* BEGIN Items *

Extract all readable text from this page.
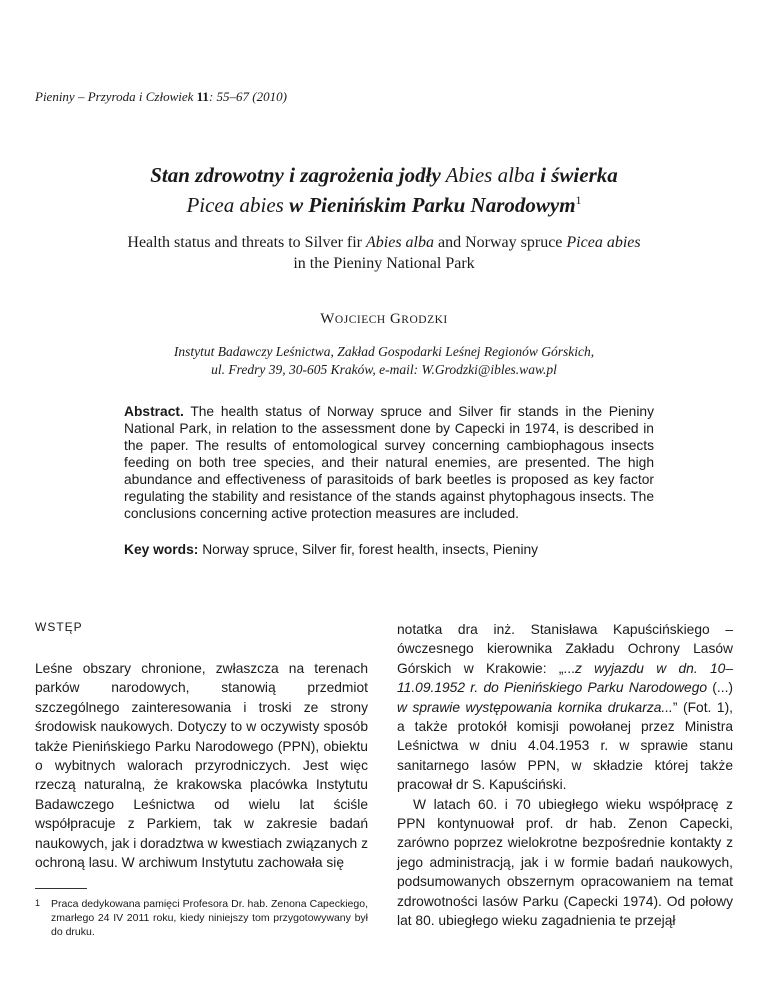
Pieniny – Przyroda i Człowiek 11: 55–67 (2010)
Stan zdrowotny i zagrożenia jodły Abies alba i świerka
Picea abies w Pienińskim Parku Narodowym$^1$
Health status and threats to Silver fir Abies alba and Norway spruce Picea abies
in the Pieniny National Park
WOJCIECH GRODZKI
Instytut Badawczy Leśnictwa, Zakład Gospodarki Leśnej Regionów Górskich,
ul. Fredry 39, 30-605 Kraków, e-mail: W.Grodzki@ibles.waw.pl
Abstract. The health status of Norway spruce and Silver fir stands in the Pieniny National Park, in relation to the assessment done by Capecki in 1974, is described in the paper. The results of entomological survey concerning cambiophagous insects feeding on both tree species, and their natural enemies, are presented. The high abundance and effectiveness of parasitoids of bark beetles is proposed as key factor regulating the stability and resistance of the stands against phytophagous insects. The conclusions concerning active protection measures are included.
Key words: Norway spruce, Silver fir, forest health, insects, Pieniny
WSTĘP

Leśne obszary chronione, zwłaszcza na terenach parków narodowych, stanowią przedmiot szczególnego zainteresowania i troski ze strony środowisk naukowych. Dotyczy to w oczywisty sposób także Pienińskiego Parku Narodowego (PPN), obiektu o wybitnych walorach przyrodniczych. Jest więc rzeczą naturalną, że krakowska placówka Instytutu Badawczego Leśnictwa od wielu lat ściśle współpracuje z Parkiem, tak w zakresie badań naukowych, jak i doradztwa w kwestiach związanych z ochroną lasu. W archiwum Instytutu zachowała się

1 Praca dedykowana pamięci Profesora Dr. hab. Zenona Capeckiego, zmarłego 24 IV 2011 roku, kiedy niniejszy tom przygotowywany był do druku.

notatka dra inż. Stanisława Kapuścińskiego – ówczesnego kierownika Zakładu Ochrony Lasów Górskich w Krakowie: „...z wyjazdu w dn. 10–11.09.1952 r. do Pienińskiego Parku Narodowego (...) w sprawie występowania kornika drukarza...” (Fot. 1), a także protokół komisji powołanej przez Ministra Leśnictwa w dniu 4.04.1953 r. w sprawie stanu sanitarnego lasów PPN, w składzie której także pracował dr S. Kapuściński.

W latach 60. i 70 ubiegłego wieku współpracę z PPN kontynuował prof. dr hab. Zenon Capecki, zarówno poprzez wielokrotne bezpośrednie kontakty z jego administracją, jak i w formie badań naukowych, podsumowanych obszernym opracowaniem na temat zdrowotności lasów Parku (Capecki 1974). Od połowy lat 80. ubiegłego wieku zagadnienia te przejął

* END Items *

» **Exercise**:
From the data, list each line in which the string "Leśnictwa" appears.

» **Task answer**:
Instytut Badawczy Leśnictwa, Zakład Gospodarki Leśnej Regionów Górskich,
Leśne obszary chronione, zwłaszcza na terenach parków narodowych, stanowią przedmiot szczególnego zainteresowania i troski ze strony środowisk naukowych. Dotyczy to w oczywisty sposób także Pienińskiego Parku Narodowego (PPN), obiektu o wybitnych walorach przyrodniczych. Jest więc rzeczą naturalną, że krakowska placówka Instytutu Badawczego Leśnictwa od wielu lat ściśle współpracuje z Parkiem, tak w zakresie badań naukowych, jak i doradztwa w kwestiach związanych z ochroną lasu. W archiwum Instytutu zachowała się
notatka dra inż. Stanisława Kapuścińskiego – ówczesnego kierownika Zakładu Ochrony Lasów Górskich w Krakowie: „...z wyjazdu w dn. 10–11.09.1952 r. do Pienińskiego Parku Narodowego (...) w sprawie występowania kornika drukarza...” (Fot. 1), a także protokół komisji powołanej przez Ministra Leśnictwa w dniu 4.04.1953 r. w sprawie stanu sanitarnego lasów PPN, w składzie której także pracował dr S. Kapuściński.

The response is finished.